§ What you will do: Do not copy the pictures; transcribe all other material exactly.
──────────
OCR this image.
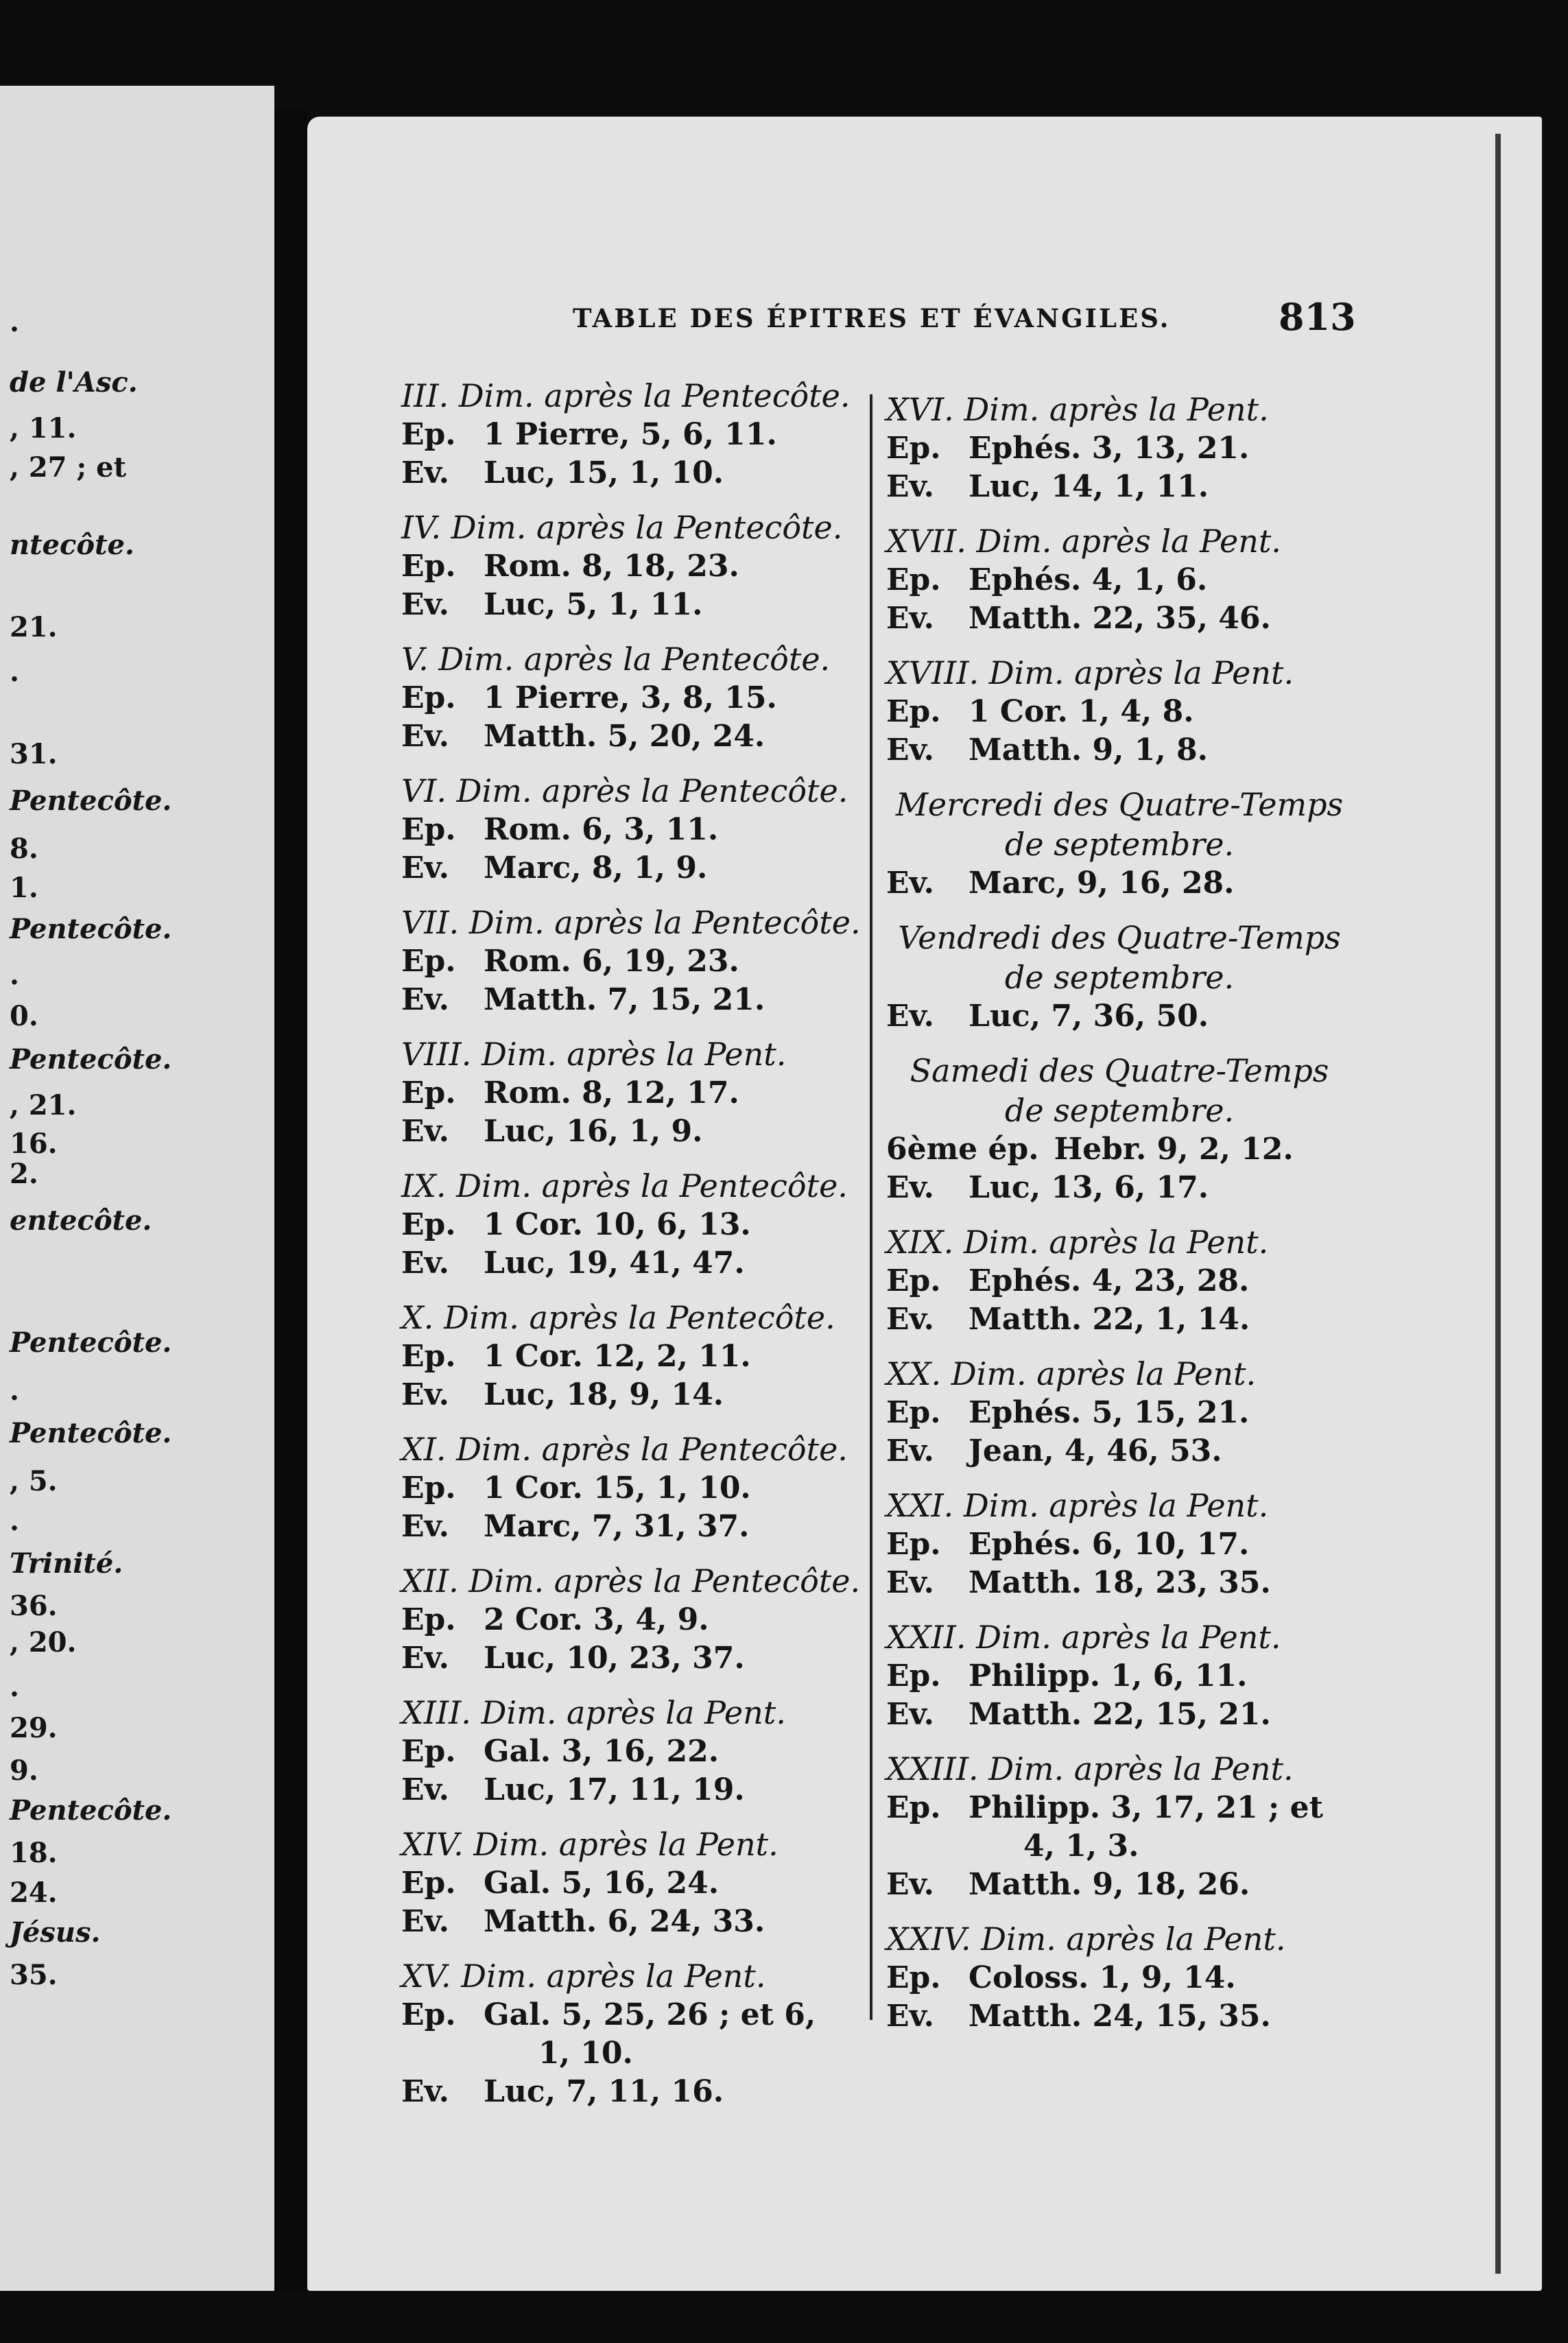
.
de l'Asc.
, 11.
, 27 ; et
ntecôte.
21.
.
31.
Pentecôte.
8.
1.
Pentecôte.
.
0.
Pentecôte.
, 21.
16.
2.
entecôte.
Pentecôte.
.
Pentecôte.
, 5.
.
Trinité.
36.
, 20.
.
29.
9.
Pentecôte.
18.
24.
Jésus.
35.
TABLE DES ÉPITRES ET ÉVANGILES.	813
III. Dim. après la Pentecôte.
Ep. 1 Pierre, 5, 6, 11.
Ev. Luc, 15, 1, 10.
IV. Dim. après la Pentecôte.
Ep. Rom. 8, 18, 23.
Ev. Luc, 5, 1, 11.
V. Dim. après la Pentecôte.
Ep. 1 Pierre, 3, 8, 15.
Ev. Matth. 5, 20, 24.
VI. Dim. après la Pentecôte.
Ep. Rom. 6, 3, 11.
Ev. Marc, 8, 1, 9.
VII. Dim. après la Pentecôte.
Ep. Rom. 6, 19, 23.
Ev. Matth. 7, 15, 21.
VIII. Dim. après la Pent.
Ep. Rom. 8, 12, 17.
Ev. Luc, 16, 1, 9.
IX. Dim. après la Pentecôte.
Ep. 1 Cor. 10, 6, 13.
Ev. Luc, 19, 41, 47.
X. Dim. après la Pentecôte.
Ep. 1 Cor. 12, 2, 11.
Ev. Luc, 18, 9, 14.
XI. Dim. après la Pentecôte.
Ep. 1 Cor. 15, 1, 10.
Ev. Marc, 7, 31, 37.
XII. Dim. après la Pentecôte.
Ep. 2 Cor. 3, 4, 9.
Ev. Luc, 10, 23, 37.
XIII. Dim. après la Pent.
Ep. Gal. 3, 16, 22.
Ev. Luc, 17, 11, 19.
XIV. Dim. après la Pent.
Ep. Gal. 5, 16, 24.
Ev. Matth. 6, 24, 33.
XV. Dim. après la Pent.
Ep. Gal. 5, 25, 26 ; et 6,
1, 10.
Ev. Luc, 7, 11, 16.
XVI. Dim. après la Pent.
Ep. Ephés. 3, 13, 21.
Ev. Luc, 14, 1, 11.
XVII. Dim. après la Pent.
Ep. Ephés. 4, 1, 6.
Ev. Matth. 22, 35, 46.
XVIII. Dim. après la Pent.
Ep. 1 Cor. 1, 4, 8.
Ev. Matth. 9, 1, 8.
Mercredi des Quatre-Temps
de septembre.
Ev. Marc, 9, 16, 28.
Vendredi des Quatre-Temps
de septembre.
Ev. Luc, 7, 36, 50.
Samedi des Quatre-Temps
de septembre.
6ème ép. Hebr. 9, 2, 12.
Ev. Luc, 13, 6, 17.
XIX. Dim. après la Pent.
Ep. Ephés. 4, 23, 28.
Ev. Matth. 22, 1, 14.
XX. Dim. après la Pent.
Ep. Ephés. 5, 15, 21.
Ev. Jean, 4, 46, 53.
XXI. Dim. après la Pent.
Ep. Ephés. 6, 10, 17.
Ev. Matth. 18, 23, 35.
XXII. Dim. après la Pent.
Ep. Philipp. 1, 6, 11.
Ev. Matth. 22, 15, 21.
XXIII. Dim. après la Pent.
Ep. Philipp. 3, 17, 21 ; et
4, 1, 3.
Ev. Matth. 9, 18, 26.
XXIV. Dim. après la Pent.
Ep. Coloss. 1, 9, 14.
Ev. Matth. 24, 15, 35.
──────────
§ Finished task:
OCR this image.
.
de l'Asc.
, 11.
, 27 ; et
ntecôte.
21.
.
31.
Pentecôte.
8.
1.
Pentecôte.
.
0.
Pentecôte.
, 21.
16.
2.
entecôte.
Pentecôte.
.
Pentecôte.
, 5.
.
Trinité.
36.
, 20.
.
29.
9.
Pentecôte.
18.
24.
Jésus.
35.
TABLE DES ÉPITRES ET ÉVANGILES.	813
III. Dim. après la Pentecôte.
Ep. 1 Pierre, 5, 6, 11.
Ev. Luc, 15, 1, 10.
IV. Dim. après la Pentecôte.
Ep. Rom. 8, 18, 23.
Ev. Luc, 5, 1, 11.
V. Dim. après la Pentecôte.
Ep. 1 Pierre, 3, 8, 15.
Ev. Matth. 5, 20, 24.
VI. Dim. après la Pentecôte.
Ep. Rom. 6, 3, 11.
Ev. Marc, 8, 1, 9.
VII. Dim. après la Pentecôte.
Ep. Rom. 6, 19, 23.
Ev. Matth. 7, 15, 21.
VIII. Dim. après la Pent.
Ep. Rom. 8, 12, 17.
Ev. Luc, 16, 1, 9.
IX. Dim. après la Pentecôte.
Ep. 1 Cor. 10, 6, 13.
Ev. Luc, 19, 41, 47.
X. Dim. après la Pentecôte.
Ep. 1 Cor. 12, 2, 11.
Ev. Luc, 18, 9, 14.
XI. Dim. après la Pentecôte.
Ep. 1 Cor. 15, 1, 10.
Ev. Marc, 7, 31, 37.
XII. Dim. après la Pentecôte.
Ep. 2 Cor. 3, 4, 9.
Ev. Luc, 10, 23, 37.
XIII. Dim. après la Pent.
Ep. Gal. 3, 16, 22.
Ev. Luc, 17, 11, 19.
XIV. Dim. après la Pent.
Ep. Gal. 5, 16, 24.
Ev. Matth. 6, 24, 33.
XV. Dim. après la Pent.
Ep. Gal. 5, 25, 26 ; et 6,
1, 10.
Ev. Luc, 7, 11, 16.
XVI. Dim. après la Pent.
Ep. Ephés. 3, 13, 21.
Ev. Luc, 14, 1, 11.
XVII. Dim. après la Pent.
Ep. Ephés. 4, 1, 6.
Ev. Matth. 22, 35, 46.
XVIII. Dim. après la Pent.
Ep. 1 Cor. 1, 4, 8.
Ev. Matth. 9, 1, 8.
Mercredi des Quatre-Temps
de septembre.
Ev. Marc, 9, 16, 28.
Vendredi des Quatre-Temps
de septembre.
Ev. Luc, 7, 36, 50.
Samedi des Quatre-Temps
de septembre.
6ème ép. Hebr. 9, 2, 12.
Ev. Luc, 13, 6, 17.
XIX. Dim. après la Pent.
Ep. Ephés. 4, 23, 28.
Ev. Matth. 22, 1, 14.
XX. Dim. après la Pent.
Ep. Ephés. 5, 15, 21.
Ev. Jean, 4, 46, 53.
XXI. Dim. après la Pent.
Ep. Ephés. 6, 10, 17.
Ev. Matth. 18, 23, 35.
XXII. Dim. après la Pent.
Ep. Philipp. 1, 6, 11.
Ev. Matth. 22, 15, 21.
XXIII. Dim. après la Pent.
Ep. Philipp. 3, 17, 21 ; et
4, 1, 3.
Ev. Matth. 9, 18, 26.
XXIV. Dim. après la Pent.
Ep. Coloss. 1, 9, 14.
Ev. Matth. 24, 15, 35.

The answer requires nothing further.